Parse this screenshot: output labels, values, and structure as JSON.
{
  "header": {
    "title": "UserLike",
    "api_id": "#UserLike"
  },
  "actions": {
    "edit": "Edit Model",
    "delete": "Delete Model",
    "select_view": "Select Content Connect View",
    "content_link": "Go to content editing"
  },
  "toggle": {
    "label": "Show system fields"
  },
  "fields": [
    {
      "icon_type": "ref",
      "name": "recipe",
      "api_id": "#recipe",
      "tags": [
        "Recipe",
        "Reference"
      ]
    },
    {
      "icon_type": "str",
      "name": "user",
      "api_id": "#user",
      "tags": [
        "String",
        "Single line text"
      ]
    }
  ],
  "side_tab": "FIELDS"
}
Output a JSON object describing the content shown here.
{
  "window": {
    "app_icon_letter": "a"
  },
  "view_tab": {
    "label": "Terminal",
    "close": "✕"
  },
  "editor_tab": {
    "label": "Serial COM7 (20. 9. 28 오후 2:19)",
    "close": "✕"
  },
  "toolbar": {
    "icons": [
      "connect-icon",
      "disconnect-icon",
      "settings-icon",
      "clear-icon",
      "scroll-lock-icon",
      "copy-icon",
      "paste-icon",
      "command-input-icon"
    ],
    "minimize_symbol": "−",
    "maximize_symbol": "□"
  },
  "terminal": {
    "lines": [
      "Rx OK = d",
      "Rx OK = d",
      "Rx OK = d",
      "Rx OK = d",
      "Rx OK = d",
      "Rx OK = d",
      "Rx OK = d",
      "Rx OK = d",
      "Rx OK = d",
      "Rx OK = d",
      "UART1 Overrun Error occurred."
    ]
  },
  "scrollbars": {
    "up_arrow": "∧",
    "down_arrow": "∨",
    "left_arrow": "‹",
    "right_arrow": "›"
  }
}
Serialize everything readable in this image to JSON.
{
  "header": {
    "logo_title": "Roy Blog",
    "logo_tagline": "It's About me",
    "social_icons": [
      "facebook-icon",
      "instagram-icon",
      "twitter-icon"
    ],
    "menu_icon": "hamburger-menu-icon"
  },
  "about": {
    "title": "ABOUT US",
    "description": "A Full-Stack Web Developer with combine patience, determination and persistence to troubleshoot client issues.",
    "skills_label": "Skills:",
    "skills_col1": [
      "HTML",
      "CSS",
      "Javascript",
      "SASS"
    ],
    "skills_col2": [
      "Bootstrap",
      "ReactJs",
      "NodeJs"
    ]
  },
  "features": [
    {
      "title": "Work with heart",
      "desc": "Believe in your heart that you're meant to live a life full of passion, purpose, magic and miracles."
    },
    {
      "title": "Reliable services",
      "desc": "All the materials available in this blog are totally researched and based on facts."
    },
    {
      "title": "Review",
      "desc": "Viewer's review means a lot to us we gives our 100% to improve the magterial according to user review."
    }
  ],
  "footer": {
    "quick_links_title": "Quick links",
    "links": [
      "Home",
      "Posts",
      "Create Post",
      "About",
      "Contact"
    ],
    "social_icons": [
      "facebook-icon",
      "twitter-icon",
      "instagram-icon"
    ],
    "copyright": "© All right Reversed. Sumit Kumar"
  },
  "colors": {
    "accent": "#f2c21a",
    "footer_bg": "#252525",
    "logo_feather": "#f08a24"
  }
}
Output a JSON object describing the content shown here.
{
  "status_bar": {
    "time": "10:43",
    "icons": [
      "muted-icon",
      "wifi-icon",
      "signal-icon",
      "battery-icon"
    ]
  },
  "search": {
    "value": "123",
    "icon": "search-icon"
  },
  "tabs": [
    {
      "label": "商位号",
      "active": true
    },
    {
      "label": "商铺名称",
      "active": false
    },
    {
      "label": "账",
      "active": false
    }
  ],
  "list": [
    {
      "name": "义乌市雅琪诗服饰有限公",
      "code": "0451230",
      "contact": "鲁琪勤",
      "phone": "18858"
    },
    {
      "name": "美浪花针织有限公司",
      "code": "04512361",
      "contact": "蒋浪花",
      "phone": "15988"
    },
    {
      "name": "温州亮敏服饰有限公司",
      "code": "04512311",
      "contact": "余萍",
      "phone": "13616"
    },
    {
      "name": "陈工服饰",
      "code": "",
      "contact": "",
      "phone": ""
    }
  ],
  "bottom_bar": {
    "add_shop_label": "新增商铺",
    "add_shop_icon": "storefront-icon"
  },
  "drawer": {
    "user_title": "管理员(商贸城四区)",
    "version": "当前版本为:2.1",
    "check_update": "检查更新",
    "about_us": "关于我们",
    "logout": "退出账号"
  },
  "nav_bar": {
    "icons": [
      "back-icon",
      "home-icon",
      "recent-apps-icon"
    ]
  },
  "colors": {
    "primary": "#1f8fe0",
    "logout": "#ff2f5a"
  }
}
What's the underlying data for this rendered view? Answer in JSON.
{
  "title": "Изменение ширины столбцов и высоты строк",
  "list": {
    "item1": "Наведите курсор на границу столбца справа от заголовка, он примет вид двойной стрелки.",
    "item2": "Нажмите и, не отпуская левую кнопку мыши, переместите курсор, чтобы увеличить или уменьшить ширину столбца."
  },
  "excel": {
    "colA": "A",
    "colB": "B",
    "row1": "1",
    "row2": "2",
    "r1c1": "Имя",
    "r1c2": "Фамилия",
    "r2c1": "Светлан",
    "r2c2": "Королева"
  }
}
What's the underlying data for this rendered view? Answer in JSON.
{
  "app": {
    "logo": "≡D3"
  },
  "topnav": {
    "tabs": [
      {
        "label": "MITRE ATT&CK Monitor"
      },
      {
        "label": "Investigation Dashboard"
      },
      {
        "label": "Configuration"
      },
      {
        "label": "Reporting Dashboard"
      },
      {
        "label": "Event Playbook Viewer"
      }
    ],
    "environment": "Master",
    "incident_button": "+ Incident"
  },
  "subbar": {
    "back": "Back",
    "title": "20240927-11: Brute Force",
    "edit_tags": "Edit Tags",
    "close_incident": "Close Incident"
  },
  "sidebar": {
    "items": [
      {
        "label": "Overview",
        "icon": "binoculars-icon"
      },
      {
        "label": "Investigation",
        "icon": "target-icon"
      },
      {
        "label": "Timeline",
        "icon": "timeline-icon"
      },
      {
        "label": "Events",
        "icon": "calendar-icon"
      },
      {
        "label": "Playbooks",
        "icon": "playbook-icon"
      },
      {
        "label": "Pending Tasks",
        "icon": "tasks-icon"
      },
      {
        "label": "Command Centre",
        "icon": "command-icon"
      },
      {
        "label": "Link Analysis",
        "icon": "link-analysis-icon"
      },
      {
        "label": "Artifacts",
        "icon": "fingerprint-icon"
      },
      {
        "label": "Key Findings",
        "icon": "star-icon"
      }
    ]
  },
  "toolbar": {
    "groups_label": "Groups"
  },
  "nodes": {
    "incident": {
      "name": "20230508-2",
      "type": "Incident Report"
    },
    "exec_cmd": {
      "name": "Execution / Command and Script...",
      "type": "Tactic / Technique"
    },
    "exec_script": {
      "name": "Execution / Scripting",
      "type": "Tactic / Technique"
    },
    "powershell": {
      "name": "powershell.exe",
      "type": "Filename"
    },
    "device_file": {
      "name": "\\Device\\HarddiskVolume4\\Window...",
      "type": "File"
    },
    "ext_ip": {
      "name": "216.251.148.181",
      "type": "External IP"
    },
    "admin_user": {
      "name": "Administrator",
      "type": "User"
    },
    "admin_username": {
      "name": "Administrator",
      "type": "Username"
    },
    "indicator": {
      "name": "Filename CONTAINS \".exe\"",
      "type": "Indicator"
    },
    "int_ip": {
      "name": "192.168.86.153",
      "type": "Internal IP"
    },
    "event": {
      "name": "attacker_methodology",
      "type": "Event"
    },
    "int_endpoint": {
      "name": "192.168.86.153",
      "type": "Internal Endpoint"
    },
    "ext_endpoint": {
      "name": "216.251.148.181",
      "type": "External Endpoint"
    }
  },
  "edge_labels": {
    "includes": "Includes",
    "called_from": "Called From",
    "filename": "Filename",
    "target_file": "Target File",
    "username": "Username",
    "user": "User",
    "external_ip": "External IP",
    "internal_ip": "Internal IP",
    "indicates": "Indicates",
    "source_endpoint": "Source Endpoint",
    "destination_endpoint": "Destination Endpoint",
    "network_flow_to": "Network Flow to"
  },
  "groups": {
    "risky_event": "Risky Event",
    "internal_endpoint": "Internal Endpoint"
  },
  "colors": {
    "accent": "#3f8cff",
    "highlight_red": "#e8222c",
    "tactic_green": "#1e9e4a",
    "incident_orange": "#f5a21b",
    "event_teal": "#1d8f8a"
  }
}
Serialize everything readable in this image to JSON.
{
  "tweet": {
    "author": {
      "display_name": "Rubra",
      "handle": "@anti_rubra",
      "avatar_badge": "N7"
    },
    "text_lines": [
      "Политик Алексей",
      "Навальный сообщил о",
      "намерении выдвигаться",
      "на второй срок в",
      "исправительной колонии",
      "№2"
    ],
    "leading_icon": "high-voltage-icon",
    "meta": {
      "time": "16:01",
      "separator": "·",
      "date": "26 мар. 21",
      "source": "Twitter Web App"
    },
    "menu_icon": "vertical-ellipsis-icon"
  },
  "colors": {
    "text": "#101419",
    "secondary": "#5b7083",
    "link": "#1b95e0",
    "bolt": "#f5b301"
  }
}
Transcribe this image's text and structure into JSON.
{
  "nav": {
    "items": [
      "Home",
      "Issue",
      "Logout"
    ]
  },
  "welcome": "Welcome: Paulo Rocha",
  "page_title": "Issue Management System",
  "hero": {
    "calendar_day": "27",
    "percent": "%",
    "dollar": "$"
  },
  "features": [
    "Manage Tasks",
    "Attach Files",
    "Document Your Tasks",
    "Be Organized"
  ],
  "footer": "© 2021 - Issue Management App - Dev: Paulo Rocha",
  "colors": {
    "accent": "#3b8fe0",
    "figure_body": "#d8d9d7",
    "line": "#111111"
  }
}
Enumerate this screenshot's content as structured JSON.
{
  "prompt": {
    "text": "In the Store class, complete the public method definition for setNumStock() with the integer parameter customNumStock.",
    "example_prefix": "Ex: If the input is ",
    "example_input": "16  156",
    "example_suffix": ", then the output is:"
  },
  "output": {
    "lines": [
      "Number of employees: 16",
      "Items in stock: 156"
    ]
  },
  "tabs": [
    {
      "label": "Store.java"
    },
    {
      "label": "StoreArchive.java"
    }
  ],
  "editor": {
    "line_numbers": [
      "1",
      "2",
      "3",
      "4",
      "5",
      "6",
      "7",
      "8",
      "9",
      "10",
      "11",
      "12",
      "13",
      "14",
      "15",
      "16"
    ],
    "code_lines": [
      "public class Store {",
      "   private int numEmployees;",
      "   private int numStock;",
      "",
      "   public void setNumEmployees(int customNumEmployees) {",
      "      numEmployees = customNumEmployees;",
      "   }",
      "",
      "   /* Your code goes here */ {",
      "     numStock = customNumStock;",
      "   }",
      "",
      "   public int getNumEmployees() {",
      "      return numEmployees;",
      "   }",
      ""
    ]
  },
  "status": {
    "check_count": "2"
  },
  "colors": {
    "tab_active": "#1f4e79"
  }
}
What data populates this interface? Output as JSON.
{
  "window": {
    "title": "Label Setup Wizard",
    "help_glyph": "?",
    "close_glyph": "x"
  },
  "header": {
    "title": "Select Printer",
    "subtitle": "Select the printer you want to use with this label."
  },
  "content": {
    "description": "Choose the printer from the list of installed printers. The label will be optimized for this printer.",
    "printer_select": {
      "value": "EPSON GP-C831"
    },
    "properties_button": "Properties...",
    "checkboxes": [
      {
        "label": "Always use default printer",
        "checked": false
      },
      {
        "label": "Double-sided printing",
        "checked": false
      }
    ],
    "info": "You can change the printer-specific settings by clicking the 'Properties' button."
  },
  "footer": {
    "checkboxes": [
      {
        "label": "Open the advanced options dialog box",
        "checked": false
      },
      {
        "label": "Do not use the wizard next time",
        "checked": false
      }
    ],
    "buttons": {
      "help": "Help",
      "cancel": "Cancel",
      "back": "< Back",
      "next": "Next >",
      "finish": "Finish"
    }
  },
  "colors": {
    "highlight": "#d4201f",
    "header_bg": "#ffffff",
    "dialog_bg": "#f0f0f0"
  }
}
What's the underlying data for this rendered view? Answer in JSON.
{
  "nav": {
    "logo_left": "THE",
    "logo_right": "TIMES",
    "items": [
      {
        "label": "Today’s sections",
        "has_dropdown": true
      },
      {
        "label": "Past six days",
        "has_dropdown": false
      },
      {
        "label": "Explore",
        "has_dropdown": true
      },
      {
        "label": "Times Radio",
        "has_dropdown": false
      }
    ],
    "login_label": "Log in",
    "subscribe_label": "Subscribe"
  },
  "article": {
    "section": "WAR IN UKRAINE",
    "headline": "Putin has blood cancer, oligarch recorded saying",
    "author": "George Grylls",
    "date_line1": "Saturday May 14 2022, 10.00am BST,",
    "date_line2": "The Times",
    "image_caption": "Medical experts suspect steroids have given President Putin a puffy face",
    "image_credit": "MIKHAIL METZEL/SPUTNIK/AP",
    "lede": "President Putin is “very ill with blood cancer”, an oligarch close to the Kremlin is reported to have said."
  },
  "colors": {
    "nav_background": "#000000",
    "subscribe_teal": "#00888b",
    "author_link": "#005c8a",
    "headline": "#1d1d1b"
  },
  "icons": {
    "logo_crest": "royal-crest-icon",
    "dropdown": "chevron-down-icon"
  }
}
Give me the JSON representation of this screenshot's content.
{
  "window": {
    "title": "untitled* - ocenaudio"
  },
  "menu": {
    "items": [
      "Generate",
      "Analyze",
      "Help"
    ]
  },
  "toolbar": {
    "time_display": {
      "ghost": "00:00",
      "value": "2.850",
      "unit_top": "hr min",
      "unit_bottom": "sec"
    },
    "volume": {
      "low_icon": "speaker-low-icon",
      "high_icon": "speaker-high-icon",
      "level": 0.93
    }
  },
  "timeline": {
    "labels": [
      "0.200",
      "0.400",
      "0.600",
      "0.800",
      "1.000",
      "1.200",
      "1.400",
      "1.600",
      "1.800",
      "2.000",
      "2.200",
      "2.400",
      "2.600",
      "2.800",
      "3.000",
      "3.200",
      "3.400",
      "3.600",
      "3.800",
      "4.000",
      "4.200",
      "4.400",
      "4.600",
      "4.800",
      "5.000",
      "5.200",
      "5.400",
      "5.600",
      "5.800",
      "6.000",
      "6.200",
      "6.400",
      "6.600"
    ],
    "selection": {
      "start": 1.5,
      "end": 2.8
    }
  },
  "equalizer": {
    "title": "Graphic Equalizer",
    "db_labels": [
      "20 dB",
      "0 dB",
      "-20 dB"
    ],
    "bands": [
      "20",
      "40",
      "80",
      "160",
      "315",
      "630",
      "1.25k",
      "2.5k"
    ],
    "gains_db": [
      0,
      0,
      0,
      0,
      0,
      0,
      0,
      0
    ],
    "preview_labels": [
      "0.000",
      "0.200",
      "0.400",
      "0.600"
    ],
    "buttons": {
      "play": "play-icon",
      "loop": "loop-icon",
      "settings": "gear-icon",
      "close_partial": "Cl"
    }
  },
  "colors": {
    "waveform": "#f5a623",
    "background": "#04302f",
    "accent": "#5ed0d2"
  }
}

═══

- Challenge -
What is the number of lines in the data that hold the string "cancer"? Answer with the number only.

- Response -
2